_RAW RECORDS_.
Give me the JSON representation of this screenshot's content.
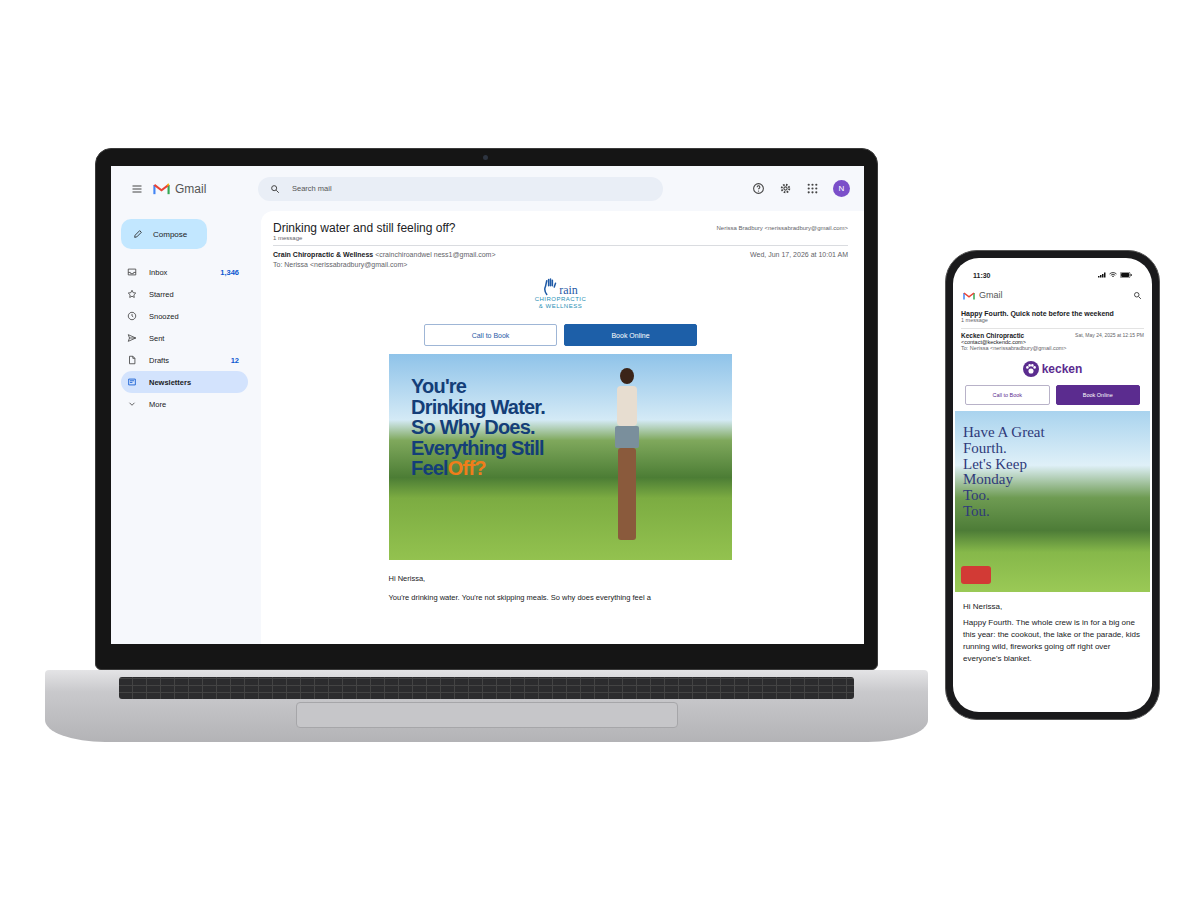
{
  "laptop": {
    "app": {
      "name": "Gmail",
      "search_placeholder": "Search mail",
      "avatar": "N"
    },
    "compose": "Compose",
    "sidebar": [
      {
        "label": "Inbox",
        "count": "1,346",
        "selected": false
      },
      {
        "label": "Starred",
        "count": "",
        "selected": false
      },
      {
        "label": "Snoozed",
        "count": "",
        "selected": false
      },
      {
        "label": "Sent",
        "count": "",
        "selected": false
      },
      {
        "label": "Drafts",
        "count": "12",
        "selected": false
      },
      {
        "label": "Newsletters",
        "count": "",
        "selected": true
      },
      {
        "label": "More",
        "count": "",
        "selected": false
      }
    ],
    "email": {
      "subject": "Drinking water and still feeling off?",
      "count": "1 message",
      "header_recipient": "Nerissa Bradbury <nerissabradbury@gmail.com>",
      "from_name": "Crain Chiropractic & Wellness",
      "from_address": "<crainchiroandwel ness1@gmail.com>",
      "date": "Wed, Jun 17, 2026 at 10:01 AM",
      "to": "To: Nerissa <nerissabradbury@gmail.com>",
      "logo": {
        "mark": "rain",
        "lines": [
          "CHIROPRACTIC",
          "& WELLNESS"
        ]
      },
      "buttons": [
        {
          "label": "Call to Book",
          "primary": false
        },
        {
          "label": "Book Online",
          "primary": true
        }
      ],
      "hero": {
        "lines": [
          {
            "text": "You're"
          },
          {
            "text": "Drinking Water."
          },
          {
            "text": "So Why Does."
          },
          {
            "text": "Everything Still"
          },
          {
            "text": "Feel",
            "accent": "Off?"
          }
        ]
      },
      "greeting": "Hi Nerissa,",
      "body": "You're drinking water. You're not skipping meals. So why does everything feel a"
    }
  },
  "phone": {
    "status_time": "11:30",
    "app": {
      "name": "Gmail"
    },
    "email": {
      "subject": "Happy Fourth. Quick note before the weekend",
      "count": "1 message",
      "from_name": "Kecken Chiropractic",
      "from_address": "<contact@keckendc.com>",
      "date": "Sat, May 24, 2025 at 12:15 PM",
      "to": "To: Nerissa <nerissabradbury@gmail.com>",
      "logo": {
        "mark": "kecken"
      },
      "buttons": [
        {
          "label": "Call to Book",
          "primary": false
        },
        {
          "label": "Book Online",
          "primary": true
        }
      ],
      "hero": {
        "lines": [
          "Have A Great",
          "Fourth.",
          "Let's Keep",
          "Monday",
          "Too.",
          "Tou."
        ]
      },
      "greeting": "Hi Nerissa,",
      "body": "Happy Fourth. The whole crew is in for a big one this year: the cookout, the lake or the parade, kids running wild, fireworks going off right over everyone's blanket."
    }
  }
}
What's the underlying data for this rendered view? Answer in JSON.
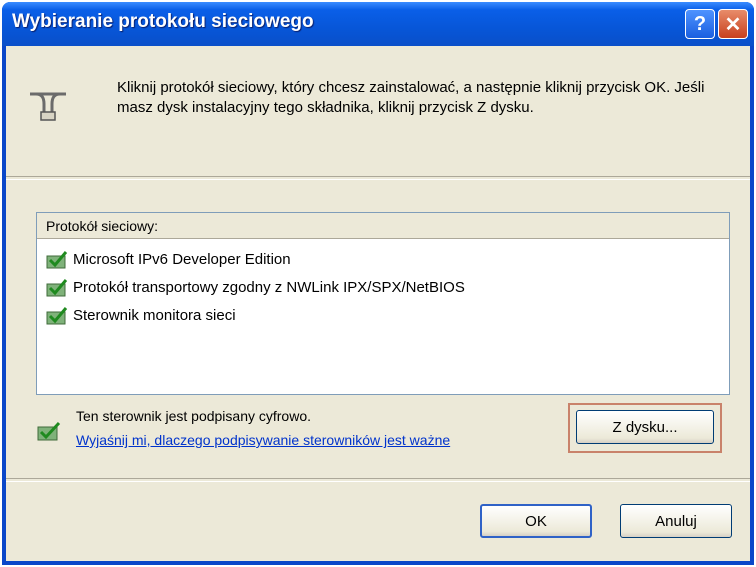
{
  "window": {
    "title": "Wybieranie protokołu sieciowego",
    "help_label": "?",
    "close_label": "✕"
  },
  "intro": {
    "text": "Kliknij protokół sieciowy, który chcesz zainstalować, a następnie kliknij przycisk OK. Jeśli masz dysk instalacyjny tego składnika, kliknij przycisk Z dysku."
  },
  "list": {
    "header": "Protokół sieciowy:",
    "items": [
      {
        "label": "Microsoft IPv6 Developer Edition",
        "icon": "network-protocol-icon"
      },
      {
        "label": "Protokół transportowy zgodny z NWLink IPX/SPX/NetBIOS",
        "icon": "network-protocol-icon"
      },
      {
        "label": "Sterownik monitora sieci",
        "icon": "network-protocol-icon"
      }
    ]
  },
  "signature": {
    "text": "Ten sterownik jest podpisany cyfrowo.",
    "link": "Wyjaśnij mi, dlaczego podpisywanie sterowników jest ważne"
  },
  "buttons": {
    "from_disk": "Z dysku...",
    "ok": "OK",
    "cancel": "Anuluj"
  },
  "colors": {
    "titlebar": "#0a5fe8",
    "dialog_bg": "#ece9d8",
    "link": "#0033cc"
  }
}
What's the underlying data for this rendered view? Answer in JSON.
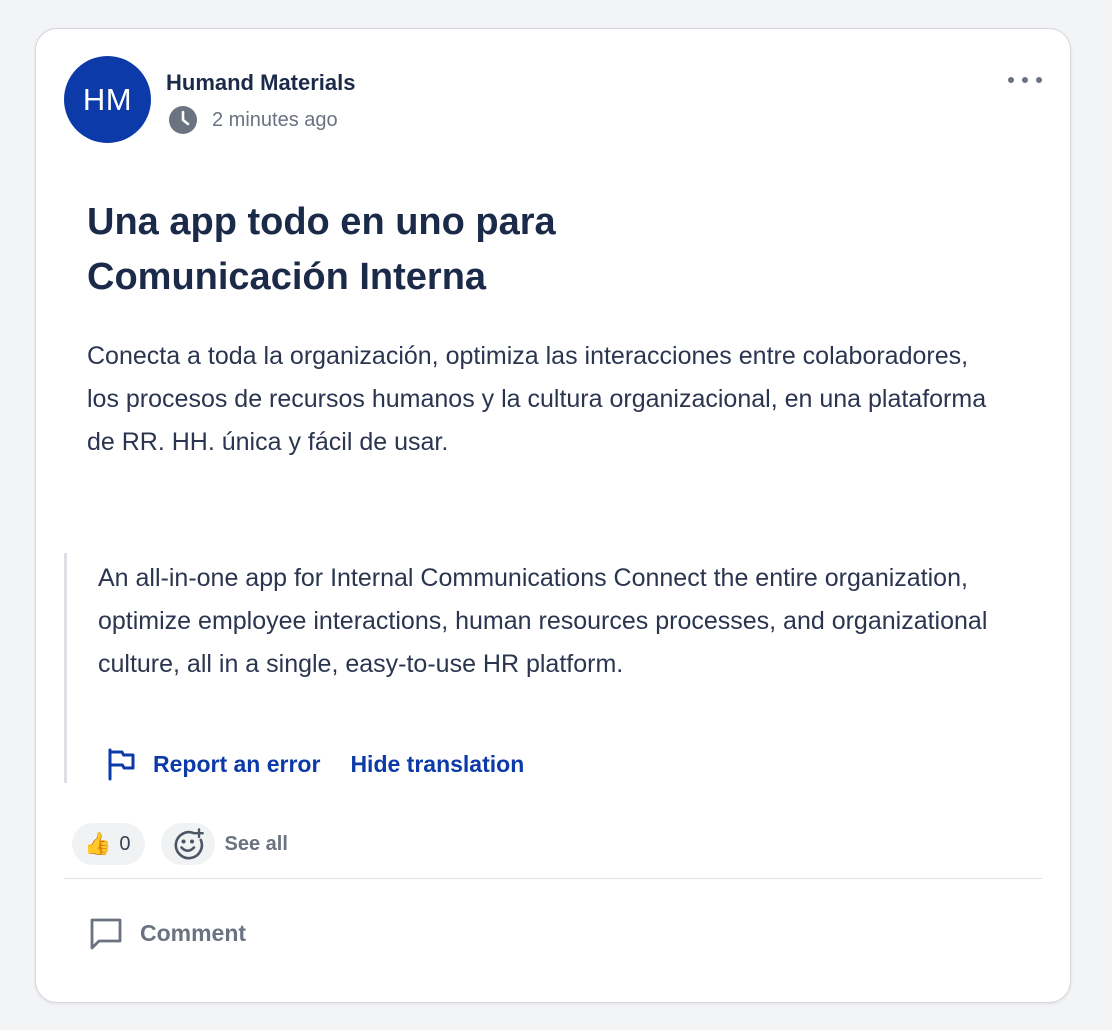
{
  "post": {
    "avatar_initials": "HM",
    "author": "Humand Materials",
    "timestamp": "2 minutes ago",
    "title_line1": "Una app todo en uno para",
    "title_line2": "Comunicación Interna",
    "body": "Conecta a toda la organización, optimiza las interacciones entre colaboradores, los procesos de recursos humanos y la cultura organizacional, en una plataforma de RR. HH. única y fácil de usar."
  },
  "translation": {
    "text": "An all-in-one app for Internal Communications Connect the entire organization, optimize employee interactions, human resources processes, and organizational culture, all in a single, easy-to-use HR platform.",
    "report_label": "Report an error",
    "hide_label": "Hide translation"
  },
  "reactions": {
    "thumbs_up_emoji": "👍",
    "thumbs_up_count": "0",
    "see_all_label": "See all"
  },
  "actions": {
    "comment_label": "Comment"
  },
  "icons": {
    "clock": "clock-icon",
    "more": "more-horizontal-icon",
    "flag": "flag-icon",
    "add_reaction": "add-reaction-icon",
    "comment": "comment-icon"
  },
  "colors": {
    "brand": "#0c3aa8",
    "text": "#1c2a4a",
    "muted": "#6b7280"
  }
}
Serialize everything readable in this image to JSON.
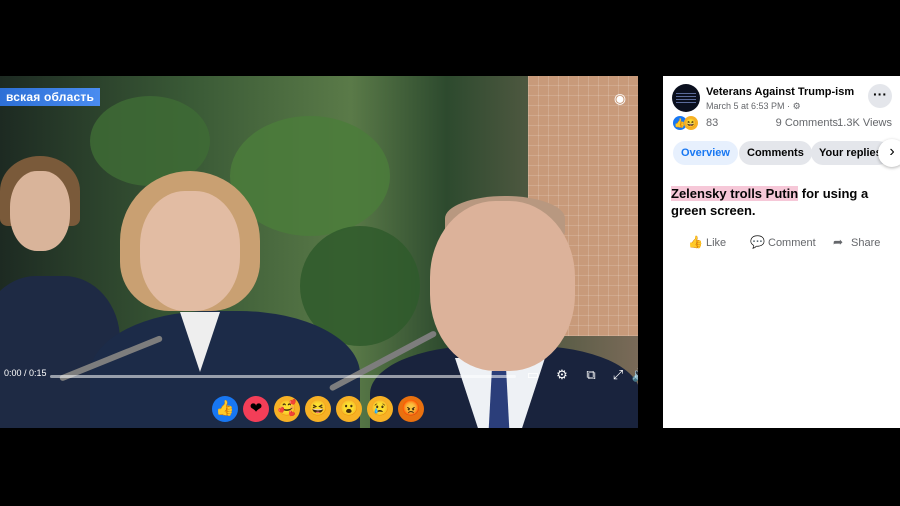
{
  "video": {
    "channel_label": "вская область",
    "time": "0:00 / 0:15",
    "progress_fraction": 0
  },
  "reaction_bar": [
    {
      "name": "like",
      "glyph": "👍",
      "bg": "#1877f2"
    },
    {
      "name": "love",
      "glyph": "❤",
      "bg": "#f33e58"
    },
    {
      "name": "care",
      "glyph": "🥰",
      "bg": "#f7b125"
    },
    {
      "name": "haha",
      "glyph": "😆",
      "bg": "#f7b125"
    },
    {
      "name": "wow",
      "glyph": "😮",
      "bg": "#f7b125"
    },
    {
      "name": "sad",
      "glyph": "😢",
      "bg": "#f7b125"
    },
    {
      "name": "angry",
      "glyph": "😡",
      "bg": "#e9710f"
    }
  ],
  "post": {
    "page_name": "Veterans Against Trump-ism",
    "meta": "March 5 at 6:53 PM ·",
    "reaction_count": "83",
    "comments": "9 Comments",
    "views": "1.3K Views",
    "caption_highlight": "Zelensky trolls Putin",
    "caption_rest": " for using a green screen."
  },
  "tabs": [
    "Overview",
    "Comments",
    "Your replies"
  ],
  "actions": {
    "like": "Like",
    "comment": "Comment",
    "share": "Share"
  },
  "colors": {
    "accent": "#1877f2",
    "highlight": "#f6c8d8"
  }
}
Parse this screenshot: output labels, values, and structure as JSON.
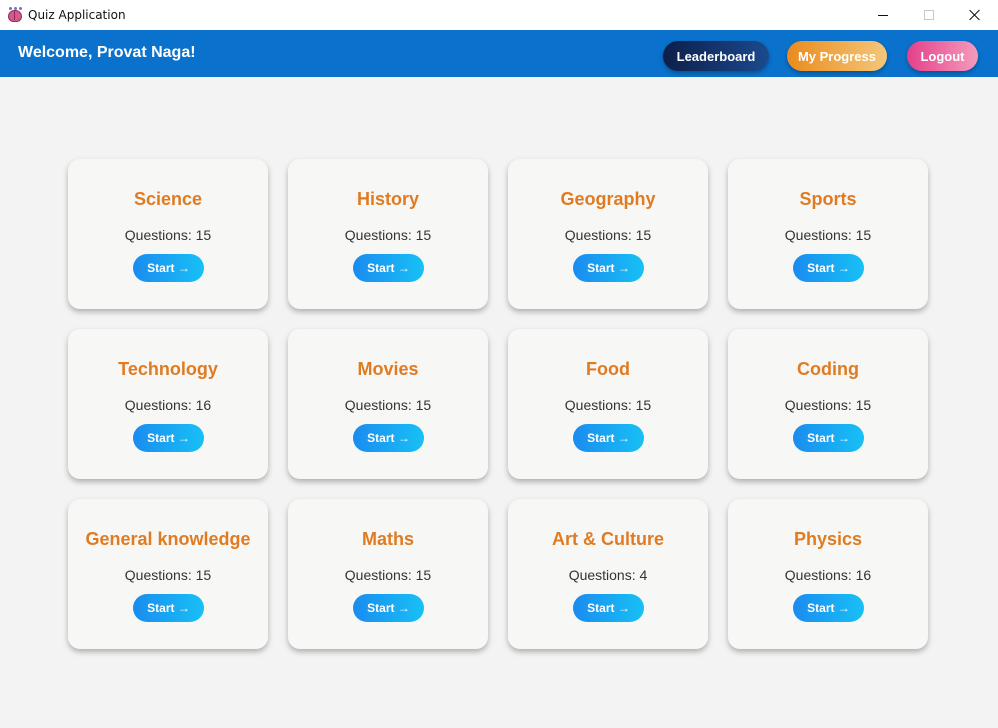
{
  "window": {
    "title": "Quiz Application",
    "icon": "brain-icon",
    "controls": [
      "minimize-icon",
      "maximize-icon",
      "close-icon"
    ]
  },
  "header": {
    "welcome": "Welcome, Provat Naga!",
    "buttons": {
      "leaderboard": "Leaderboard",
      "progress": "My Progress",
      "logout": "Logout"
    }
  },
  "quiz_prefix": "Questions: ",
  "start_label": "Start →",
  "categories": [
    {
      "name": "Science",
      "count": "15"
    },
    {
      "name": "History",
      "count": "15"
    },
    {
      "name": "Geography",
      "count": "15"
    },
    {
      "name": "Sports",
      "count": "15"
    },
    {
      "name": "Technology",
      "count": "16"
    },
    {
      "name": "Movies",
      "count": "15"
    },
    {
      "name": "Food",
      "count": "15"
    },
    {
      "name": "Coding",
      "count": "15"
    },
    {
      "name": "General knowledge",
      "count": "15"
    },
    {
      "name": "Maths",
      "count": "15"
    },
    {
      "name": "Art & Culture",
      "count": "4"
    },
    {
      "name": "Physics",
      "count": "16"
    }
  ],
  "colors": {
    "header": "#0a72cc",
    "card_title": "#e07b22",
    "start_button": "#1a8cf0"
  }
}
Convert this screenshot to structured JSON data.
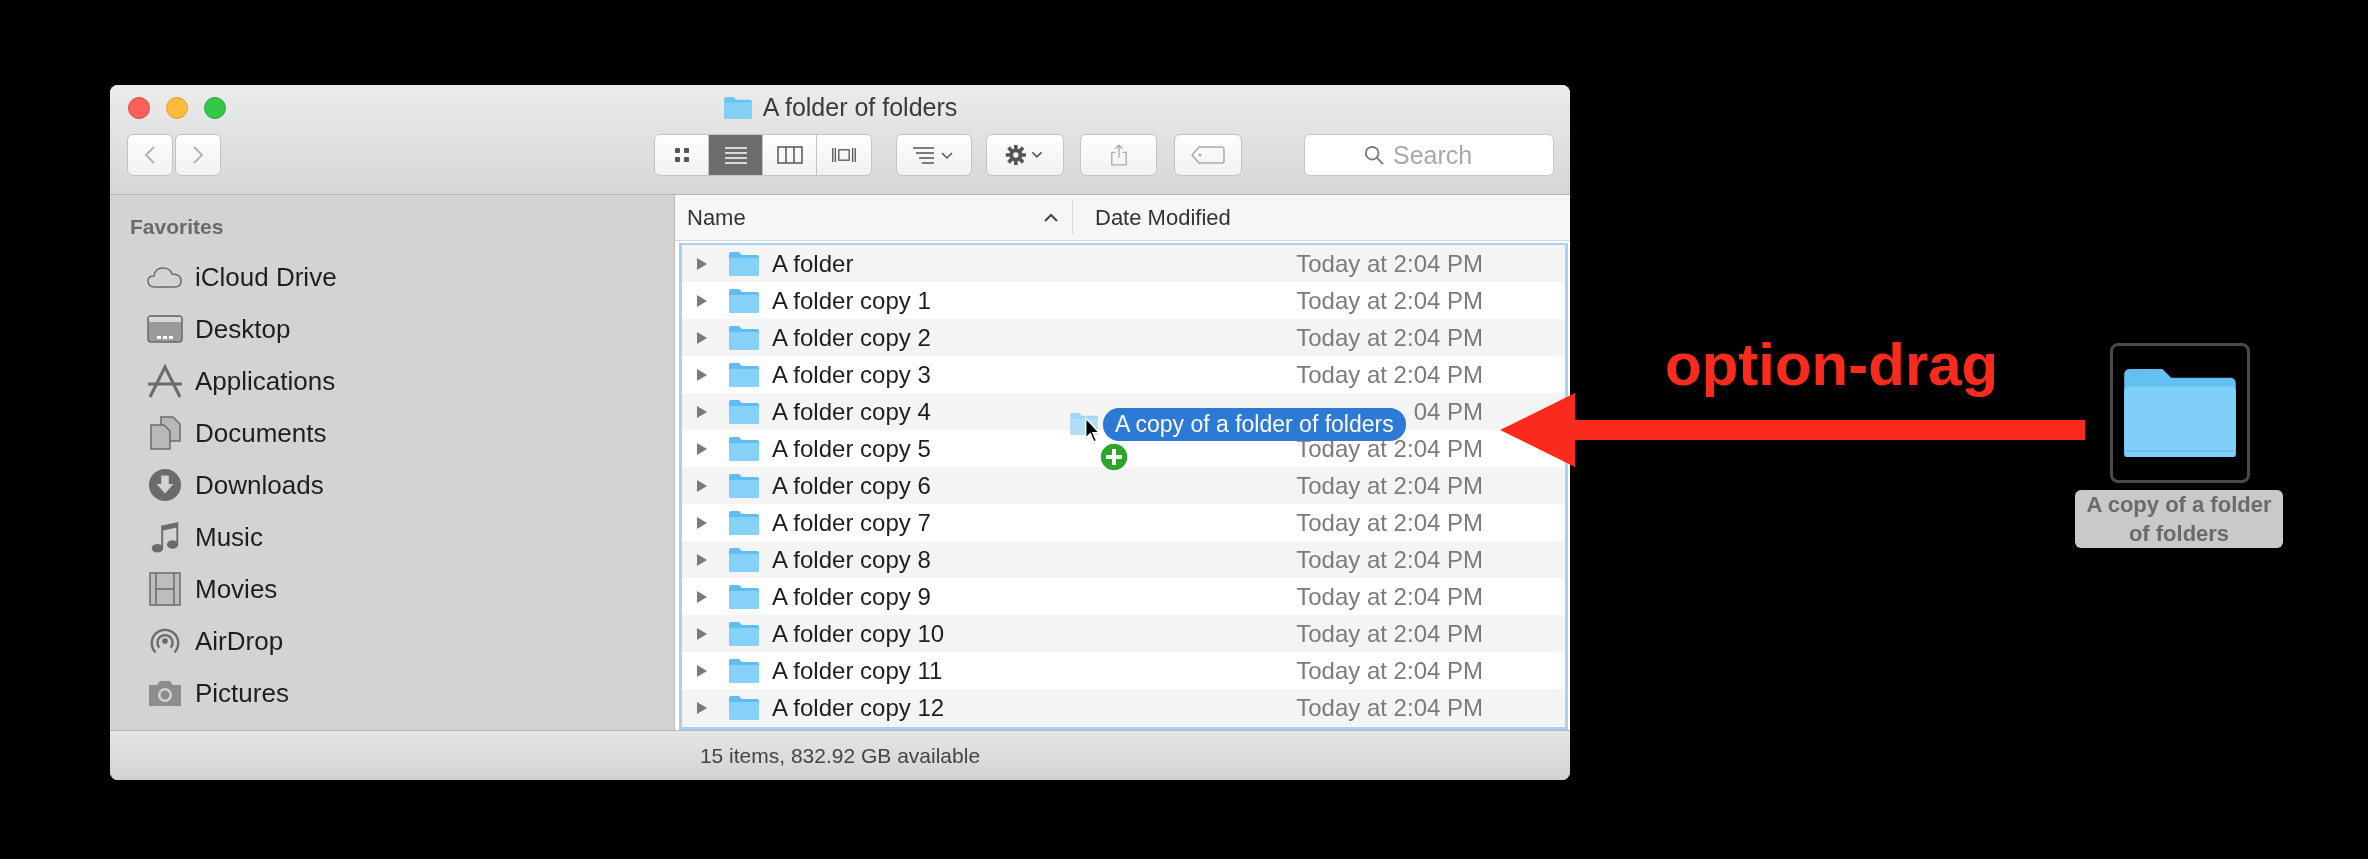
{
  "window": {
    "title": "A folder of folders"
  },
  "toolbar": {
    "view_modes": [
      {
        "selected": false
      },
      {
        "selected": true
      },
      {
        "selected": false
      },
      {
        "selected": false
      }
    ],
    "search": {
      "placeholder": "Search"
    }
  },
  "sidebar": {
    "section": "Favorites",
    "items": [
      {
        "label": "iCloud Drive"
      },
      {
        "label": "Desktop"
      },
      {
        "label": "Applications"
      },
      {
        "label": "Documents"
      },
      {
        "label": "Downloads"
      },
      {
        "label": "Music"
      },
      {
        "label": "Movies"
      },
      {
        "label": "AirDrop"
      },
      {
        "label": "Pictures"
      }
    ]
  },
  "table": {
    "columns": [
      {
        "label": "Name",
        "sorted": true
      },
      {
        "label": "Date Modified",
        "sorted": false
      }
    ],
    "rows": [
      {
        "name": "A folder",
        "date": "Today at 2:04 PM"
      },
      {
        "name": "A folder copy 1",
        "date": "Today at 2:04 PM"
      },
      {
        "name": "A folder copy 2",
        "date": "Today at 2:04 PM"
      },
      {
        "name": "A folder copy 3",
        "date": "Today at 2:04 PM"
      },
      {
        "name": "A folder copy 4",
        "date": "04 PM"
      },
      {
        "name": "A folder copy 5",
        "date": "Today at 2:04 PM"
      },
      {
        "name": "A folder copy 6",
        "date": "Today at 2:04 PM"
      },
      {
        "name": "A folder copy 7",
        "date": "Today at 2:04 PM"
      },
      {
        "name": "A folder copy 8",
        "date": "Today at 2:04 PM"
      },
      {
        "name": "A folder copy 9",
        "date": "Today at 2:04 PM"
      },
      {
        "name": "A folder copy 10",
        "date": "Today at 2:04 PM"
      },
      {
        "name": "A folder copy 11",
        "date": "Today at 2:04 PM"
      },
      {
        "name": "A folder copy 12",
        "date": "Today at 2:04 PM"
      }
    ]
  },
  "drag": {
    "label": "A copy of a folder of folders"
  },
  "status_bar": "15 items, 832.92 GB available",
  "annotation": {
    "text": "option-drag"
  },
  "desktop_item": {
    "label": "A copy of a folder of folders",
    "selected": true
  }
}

_TO DO_. Search the lines for the string "subject" and copy every line that has it.

_REPLY_.
      "subject": "Drinking water and still feeling off?",
      "subject": "Happy Fourth. Quick note before the weekend",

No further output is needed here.